▶ [WHAT YOU SHOULD DO]: Find all lines in the records that include the word "title", and copy them out.

[Dataset items]
^^^^

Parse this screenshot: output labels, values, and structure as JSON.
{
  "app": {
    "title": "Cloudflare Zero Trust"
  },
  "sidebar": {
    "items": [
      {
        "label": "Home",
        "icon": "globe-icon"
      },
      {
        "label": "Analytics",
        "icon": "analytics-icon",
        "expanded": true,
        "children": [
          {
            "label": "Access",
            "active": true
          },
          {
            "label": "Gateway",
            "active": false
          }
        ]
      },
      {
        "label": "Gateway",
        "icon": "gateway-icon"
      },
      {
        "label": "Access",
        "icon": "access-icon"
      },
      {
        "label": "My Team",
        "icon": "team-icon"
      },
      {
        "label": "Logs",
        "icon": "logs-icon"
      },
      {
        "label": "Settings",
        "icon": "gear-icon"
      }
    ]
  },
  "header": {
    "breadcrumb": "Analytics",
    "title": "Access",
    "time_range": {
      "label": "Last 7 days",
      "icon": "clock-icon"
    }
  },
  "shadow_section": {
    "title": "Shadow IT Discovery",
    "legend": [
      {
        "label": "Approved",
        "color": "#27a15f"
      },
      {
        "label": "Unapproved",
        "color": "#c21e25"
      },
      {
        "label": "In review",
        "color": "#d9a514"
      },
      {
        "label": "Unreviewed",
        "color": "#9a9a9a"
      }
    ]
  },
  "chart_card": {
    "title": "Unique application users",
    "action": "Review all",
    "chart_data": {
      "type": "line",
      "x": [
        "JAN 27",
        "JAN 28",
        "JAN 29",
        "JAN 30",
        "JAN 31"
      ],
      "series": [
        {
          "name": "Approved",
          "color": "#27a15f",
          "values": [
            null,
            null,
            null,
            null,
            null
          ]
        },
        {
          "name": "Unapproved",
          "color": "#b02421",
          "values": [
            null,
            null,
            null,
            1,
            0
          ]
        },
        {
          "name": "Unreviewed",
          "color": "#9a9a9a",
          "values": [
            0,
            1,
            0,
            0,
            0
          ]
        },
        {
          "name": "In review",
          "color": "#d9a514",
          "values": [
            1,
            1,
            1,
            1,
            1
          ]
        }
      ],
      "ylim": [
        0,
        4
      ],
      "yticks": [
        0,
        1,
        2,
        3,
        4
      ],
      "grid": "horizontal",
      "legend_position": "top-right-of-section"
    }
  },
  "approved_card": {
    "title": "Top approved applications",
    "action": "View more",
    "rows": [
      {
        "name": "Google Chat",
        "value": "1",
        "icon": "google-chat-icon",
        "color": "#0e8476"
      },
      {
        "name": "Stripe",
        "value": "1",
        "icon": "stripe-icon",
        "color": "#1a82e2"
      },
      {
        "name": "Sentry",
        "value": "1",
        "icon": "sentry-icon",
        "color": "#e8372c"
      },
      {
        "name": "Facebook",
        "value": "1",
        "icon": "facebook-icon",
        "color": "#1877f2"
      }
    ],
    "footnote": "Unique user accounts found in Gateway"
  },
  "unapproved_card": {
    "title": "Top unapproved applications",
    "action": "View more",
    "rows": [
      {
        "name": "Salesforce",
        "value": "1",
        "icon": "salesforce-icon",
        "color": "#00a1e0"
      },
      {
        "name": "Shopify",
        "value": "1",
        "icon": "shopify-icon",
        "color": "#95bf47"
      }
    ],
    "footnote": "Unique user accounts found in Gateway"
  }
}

^^^^

▶ [RESPONSE TO THIS EXERCISE]:
    "title": "Cloudflare Zero Trust"
    "title": "Access",
    "title": "Shadow IT Discovery",
    "title": "Unique application users",
    "title": "Top approved applications",
    "title": "Top unapproved applications",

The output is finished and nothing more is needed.